[Records from a data source]

--------------------

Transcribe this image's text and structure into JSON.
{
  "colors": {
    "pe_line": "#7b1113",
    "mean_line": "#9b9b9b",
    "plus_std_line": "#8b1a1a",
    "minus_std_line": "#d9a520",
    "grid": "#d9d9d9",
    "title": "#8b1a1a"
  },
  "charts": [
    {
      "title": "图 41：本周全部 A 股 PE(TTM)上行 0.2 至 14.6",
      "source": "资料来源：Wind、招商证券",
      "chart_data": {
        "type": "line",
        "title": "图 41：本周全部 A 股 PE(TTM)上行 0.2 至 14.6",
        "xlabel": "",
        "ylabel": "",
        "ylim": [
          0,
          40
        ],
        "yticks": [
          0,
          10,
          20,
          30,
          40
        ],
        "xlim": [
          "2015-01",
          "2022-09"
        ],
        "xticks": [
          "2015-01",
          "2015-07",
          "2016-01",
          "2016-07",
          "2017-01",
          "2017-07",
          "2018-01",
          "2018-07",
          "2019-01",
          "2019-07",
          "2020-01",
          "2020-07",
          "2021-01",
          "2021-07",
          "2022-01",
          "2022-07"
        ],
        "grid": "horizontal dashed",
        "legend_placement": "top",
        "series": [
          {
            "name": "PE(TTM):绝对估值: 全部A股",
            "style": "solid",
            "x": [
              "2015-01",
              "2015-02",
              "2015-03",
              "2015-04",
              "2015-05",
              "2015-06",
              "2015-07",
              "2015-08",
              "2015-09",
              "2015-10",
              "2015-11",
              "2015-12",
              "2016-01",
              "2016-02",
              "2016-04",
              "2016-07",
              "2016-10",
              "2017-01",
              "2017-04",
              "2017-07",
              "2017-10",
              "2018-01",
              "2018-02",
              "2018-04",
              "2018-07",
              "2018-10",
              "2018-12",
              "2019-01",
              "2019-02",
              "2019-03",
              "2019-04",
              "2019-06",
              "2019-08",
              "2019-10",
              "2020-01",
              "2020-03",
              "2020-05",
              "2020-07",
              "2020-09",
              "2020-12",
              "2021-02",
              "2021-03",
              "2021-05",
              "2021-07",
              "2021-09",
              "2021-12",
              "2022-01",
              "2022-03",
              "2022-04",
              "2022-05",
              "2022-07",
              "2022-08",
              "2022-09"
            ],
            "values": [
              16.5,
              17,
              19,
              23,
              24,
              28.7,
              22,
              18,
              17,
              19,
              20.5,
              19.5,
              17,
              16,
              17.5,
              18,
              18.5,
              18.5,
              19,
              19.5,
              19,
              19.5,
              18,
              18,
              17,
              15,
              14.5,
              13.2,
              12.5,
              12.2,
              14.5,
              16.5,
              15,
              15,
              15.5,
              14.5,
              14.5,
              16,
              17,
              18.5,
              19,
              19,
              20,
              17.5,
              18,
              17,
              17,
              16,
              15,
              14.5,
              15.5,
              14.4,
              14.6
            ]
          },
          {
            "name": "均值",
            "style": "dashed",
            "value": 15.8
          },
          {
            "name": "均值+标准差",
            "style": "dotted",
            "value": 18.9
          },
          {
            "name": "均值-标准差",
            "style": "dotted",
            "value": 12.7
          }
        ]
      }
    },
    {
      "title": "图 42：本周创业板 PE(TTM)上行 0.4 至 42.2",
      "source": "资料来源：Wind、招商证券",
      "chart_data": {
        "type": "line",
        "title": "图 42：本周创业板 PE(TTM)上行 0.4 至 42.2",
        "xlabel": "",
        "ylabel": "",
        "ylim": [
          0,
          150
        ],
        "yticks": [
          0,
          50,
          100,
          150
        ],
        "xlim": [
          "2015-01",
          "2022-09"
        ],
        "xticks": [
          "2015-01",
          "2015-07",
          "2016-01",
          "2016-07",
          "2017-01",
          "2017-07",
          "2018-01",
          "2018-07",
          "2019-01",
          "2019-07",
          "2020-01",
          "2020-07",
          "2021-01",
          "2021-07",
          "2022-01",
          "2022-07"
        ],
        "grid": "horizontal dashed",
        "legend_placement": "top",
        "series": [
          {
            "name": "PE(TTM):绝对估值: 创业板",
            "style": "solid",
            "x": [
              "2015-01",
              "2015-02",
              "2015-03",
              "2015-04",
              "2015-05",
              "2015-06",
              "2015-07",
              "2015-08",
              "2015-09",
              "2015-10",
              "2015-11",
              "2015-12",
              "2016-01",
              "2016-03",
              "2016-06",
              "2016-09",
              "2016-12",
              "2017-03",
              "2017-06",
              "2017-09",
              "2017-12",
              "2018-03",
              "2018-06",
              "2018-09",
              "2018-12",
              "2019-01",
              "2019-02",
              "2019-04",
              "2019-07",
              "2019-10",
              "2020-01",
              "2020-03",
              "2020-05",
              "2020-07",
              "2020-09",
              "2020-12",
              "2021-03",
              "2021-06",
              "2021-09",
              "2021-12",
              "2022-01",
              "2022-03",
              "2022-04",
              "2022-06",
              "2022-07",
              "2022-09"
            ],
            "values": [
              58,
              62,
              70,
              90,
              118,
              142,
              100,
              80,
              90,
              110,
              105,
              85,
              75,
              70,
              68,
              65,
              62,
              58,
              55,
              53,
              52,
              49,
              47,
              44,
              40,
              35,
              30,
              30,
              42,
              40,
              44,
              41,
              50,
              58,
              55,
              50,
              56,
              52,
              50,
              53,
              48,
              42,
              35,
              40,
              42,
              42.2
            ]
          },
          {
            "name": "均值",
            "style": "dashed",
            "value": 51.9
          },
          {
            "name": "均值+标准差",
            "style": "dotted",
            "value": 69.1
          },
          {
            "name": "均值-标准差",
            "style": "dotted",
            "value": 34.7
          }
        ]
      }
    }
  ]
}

--------------------

Exercise objective
Write out the material from the first line to the last, exactly.

Result
Transcribe this image's text and structure into JSON.
{
  "colors": {
    "pe_line": "#7b1113",
    "mean_line": "#9b9b9b",
    "plus_std_line": "#8b1a1a",
    "minus_std_line": "#d9a520",
    "grid": "#d9d9d9",
    "title": "#8b1a1a"
  },
  "charts": [
    {
      "title": "图 41：本周全部 A 股 PE(TTM)上行 0.2 至 14.6",
      "source": "资料来源：Wind、招商证券",
      "chart_data": {
        "type": "line",
        "title": "图 41：本周全部 A 股 PE(TTM)上行 0.2 至 14.6",
        "xlabel": "",
        "ylabel": "",
        "ylim": [
          0,
          40
        ],
        "yticks": [
          0,
          10,
          20,
          30,
          40
        ],
        "xlim": [
          "2015-01",
          "2022-09"
        ],
        "xticks": [
          "2015-01",
          "2015-07",
          "2016-01",
          "2016-07",
          "2017-01",
          "2017-07",
          "2018-01",
          "2018-07",
          "2019-01",
          "2019-07",
          "2020-01",
          "2020-07",
          "2021-01",
          "2021-07",
          "2022-01",
          "2022-07"
        ],
        "grid": "horizontal dashed",
        "legend_placement": "top",
        "series": [
          {
            "name": "PE(TTM):绝对估值: 全部A股",
            "style": "solid",
            "x": [
              "2015-01",
              "2015-02",
              "2015-03",
              "2015-04",
              "2015-05",
              "2015-06",
              "2015-07",
              "2015-08",
              "2015-09",
              "2015-10",
              "2015-11",
              "2015-12",
              "2016-01",
              "2016-02",
              "2016-04",
              "2016-07",
              "2016-10",
              "2017-01",
              "2017-04",
              "2017-07",
              "2017-10",
              "2018-01",
              "2018-02",
              "2018-04",
              "2018-07",
              "2018-10",
              "2018-12",
              "2019-01",
              "2019-02",
              "2019-03",
              "2019-04",
              "2019-06",
              "2019-08",
              "2019-10",
              "2020-01",
              "2020-03",
              "2020-05",
              "2020-07",
              "2020-09",
              "2020-12",
              "2021-02",
              "2021-03",
              "2021-05",
              "2021-07",
              "2021-09",
              "2021-12",
              "2022-01",
              "2022-03",
              "2022-04",
              "2022-05",
              "2022-07",
              "2022-08",
              "2022-09"
            ],
            "values": [
              16.5,
              17,
              19,
              23,
              24,
              28.7,
              22,
              18,
              17,
              19,
              20.5,
              19.5,
              17,
              16,
              17.5,
              18,
              18.5,
              18.5,
              19,
              19.5,
              19,
              19.5,
              18,
              18,
              17,
              15,
              14.5,
              13.2,
              12.5,
              12.2,
              14.5,
              16.5,
              15,
              15,
              15.5,
              14.5,
              14.5,
              16,
              17,
              18.5,
              19,
              19,
              20,
              17.5,
              18,
              17,
              17,
              16,
              15,
              14.5,
              15.5,
              14.4,
              14.6
            ]
          },
          {
            "name": "均值",
            "style": "dashed",
            "value": 15.8
          },
          {
            "name": "均值+标准差",
            "style": "dotted",
            "value": 18.9
          },
          {
            "name": "均值-标准差",
            "style": "dotted",
            "value": 12.7
          }
        ]
      }
    },
    {
      "title": "图 42：本周创业板 PE(TTM)上行 0.4 至 42.2",
      "source": "资料来源：Wind、招商证券",
      "chart_data": {
        "type": "line",
        "title": "图 42：本周创业板 PE(TTM)上行 0.4 至 42.2",
        "xlabel": "",
        "ylabel": "",
        "ylim": [
          0,
          150
        ],
        "yticks": [
          0,
          50,
          100,
          150
        ],
        "xlim": [
          "2015-01",
          "2022-09"
        ],
        "xticks": [
          "2015-01",
          "2015-07",
          "2016-01",
          "2016-07",
          "2017-01",
          "2017-07",
          "2018-01",
          "2018-07",
          "2019-01",
          "2019-07",
          "2020-01",
          "2020-07",
          "2021-01",
          "2021-07",
          "2022-01",
          "2022-07"
        ],
        "grid": "horizontal dashed",
        "legend_placement": "top",
        "series": [
          {
            "name": "PE(TTM):绝对估值: 创业板",
            "style": "solid",
            "x": [
              "2015-01",
              "2015-02",
              "2015-03",
              "2015-04",
              "2015-05",
              "2015-06",
              "2015-07",
              "2015-08",
              "2015-09",
              "2015-10",
              "2015-11",
              "2015-12",
              "2016-01",
              "2016-03",
              "2016-06",
              "2016-09",
              "2016-12",
              "2017-03",
              "2017-06",
              "2017-09",
              "2017-12",
              "2018-03",
              "2018-06",
              "2018-09",
              "2018-12",
              "2019-01",
              "2019-02",
              "2019-04",
              "2019-07",
              "2019-10",
              "2020-01",
              "2020-03",
              "2020-05",
              "2020-07",
              "2020-09",
              "2020-12",
              "2021-03",
              "2021-06",
              "2021-09",
              "2021-12",
              "2022-01",
              "2022-03",
              "2022-04",
              "2022-06",
              "2022-07",
              "2022-09"
            ],
            "values": [
              58,
              62,
              70,
              90,
              118,
              142,
              100,
              80,
              90,
              110,
              105,
              85,
              75,
              70,
              68,
              65,
              62,
              58,
              55,
              53,
              52,
              49,
              47,
              44,
              40,
              35,
              30,
              30,
              42,
              40,
              44,
              41,
              50,
              58,
              55,
              50,
              56,
              52,
              50,
              53,
              48,
              42,
              35,
              40,
              42,
              42.2
            ]
          },
          {
            "name": "均值",
            "style": "dashed",
            "value": 51.9
          },
          {
            "name": "均值+标准差",
            "style": "dotted",
            "value": 69.1
          },
          {
            "name": "均值-标准差",
            "style": "dotted",
            "value": 34.7
          }
        ]
      }
    }
  ]
}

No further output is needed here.